RECORDS PROVIDED =>
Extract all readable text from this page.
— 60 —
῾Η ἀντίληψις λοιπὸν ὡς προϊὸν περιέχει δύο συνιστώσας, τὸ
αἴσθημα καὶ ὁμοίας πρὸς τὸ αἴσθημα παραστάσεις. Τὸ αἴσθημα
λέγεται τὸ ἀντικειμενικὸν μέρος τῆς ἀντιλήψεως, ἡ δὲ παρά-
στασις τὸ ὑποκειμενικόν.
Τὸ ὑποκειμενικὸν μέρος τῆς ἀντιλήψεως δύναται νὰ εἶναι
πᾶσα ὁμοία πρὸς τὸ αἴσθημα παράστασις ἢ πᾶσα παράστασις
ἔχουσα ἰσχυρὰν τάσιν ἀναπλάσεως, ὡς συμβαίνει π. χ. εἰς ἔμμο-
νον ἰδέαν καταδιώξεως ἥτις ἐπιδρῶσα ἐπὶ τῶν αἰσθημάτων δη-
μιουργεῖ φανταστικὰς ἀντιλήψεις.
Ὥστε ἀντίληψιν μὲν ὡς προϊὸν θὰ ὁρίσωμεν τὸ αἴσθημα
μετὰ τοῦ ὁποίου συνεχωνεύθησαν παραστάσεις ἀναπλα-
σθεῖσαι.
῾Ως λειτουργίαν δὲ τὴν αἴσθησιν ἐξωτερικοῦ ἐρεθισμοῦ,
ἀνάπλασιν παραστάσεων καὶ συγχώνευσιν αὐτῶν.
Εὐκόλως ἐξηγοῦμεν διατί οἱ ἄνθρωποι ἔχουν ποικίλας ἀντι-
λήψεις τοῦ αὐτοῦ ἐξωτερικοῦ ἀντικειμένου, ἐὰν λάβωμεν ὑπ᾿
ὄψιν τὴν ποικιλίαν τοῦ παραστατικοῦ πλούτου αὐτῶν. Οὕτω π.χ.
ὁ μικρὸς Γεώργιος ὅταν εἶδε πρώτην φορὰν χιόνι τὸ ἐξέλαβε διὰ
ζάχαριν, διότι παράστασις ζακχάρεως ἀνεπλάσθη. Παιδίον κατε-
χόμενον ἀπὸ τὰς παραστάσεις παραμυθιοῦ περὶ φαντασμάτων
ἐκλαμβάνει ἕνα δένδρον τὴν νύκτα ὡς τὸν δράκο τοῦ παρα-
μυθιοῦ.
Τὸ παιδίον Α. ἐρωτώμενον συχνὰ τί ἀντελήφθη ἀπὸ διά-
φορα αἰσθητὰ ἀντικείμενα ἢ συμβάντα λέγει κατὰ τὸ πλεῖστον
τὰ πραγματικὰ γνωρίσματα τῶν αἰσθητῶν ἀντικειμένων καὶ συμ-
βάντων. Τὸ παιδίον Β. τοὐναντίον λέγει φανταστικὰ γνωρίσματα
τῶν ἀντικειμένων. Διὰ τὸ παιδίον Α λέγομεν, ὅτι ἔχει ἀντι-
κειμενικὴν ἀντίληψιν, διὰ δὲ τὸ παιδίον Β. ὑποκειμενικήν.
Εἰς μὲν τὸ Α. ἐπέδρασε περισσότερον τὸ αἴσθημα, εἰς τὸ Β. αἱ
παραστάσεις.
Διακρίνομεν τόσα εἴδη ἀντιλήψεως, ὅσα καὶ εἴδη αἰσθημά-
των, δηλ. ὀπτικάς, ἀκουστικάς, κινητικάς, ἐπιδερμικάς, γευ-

EXERCISE DIRECTIONS => Copy out the full listing exactly.

ANSWER TO THIS EXERCISE =>
Extract all readable text from this page.
— 60 —
῾Η ἀντίληψις λοιπὸν ὡς προϊὸν περιέχει δύο συνιστώσας, τὸ
αἴσθημα καὶ ὁμοίας πρὸς τὸ αἴσθημα παραστάσεις. Τὸ αἴσθημα
λέγεται τὸ ἀντικειμενικὸν μέρος τῆς ἀντιλήψεως, ἡ δὲ παρά-
στασις τὸ ὑποκειμενικόν.
Τὸ ὑποκειμενικὸν μέρος τῆς ἀντιλήψεως δύναται νὰ εἶναι
πᾶσα ὁμοία πρὸς τὸ αἴσθημα παράστασις ἢ πᾶσα παράστασις
ἔχουσα ἰσχυρὰν τάσιν ἀναπλάσεως, ὡς συμβαίνει π. χ. εἰς ἔμμο-
νον ἰδέαν καταδιώξεως ἥτις ἐπιδρῶσα ἐπὶ τῶν αἰσθημάτων δη-
μιουργεῖ φανταστικὰς ἀντιλήψεις.
Ὥστε ἀντίληψιν μὲν ὡς προϊὸν θὰ ὁρίσωμεν τὸ αἴσθημα
μετὰ τοῦ ὁποίου συνεχωνεύθησαν παραστάσεις ἀναπλα-
σθεῖσαι.
῾Ως λειτουργίαν δὲ τὴν αἴσθησιν ἐξωτερικοῦ ἐρεθισμοῦ,
ἀνάπλασιν παραστάσεων καὶ συγχώνευσιν αὐτῶν.
Εὐκόλως ἐξηγοῦμεν διατί οἱ ἄνθρωποι ἔχουν ποικίλας ἀντι-
λήψεις τοῦ αὐτοῦ ἐξωτερικοῦ ἀντικειμένου, ἐὰν λάβωμεν ὑπ᾿
ὄψιν τὴν ποικιλίαν τοῦ παραστατικοῦ πλούτου αὐτῶν. Οὕτω π.χ.
ὁ μικρὸς Γεώργιος ὅταν εἶδε πρώτην φορὰν χιόνι τὸ ἐξέλαβε διὰ
ζάχαριν, διότι παράστασις ζακχάρεως ἀνεπλάσθη. Παιδίον κατε-
χόμενον ἀπὸ τὰς παραστάσεις παραμυθιοῦ περὶ φαντασμάτων
ἐκλαμβάνει ἕνα δένδρον τὴν νύκτα ὡς τὸν δράκο τοῦ παρα-
μυθιοῦ.
Τὸ παιδίον Α. ἐρωτώμενον συχνὰ τί ἀντελήφθη ἀπὸ διά-
φορα αἰσθητὰ ἀντικείμενα ἢ συμβάντα λέγει κατὰ τὸ πλεῖστον
τὰ πραγματικὰ γνωρίσματα τῶν αἰσθητῶν ἀντικειμένων καὶ συμ-
βάντων. Τὸ παιδίον Β. τοὐναντίον λέγει φανταστικὰ γνωρίσματα
τῶν ἀντικειμένων. Διὰ τὸ παιδίον Α λέγομεν, ὅτι ἔχει ἀντι-
κειμενικὴν ἀντίληψιν, διὰ δὲ τὸ παιδίον Β. ὑποκειμενικήν.
Εἰς μὲν τὸ Α. ἐπέδρασε περισσότερον τὸ αἴσθημα, εἰς τὸ Β. αἱ
παραστάσεις.
Διακρίνομεν τόσα εἴδη ἀντιλήψεως, ὅσα καὶ εἴδη αἰσθημά-
των, δηλ. ὀπτικάς, ἀκουστικάς, κινητικάς, ἐπιδερμικάς, γευ-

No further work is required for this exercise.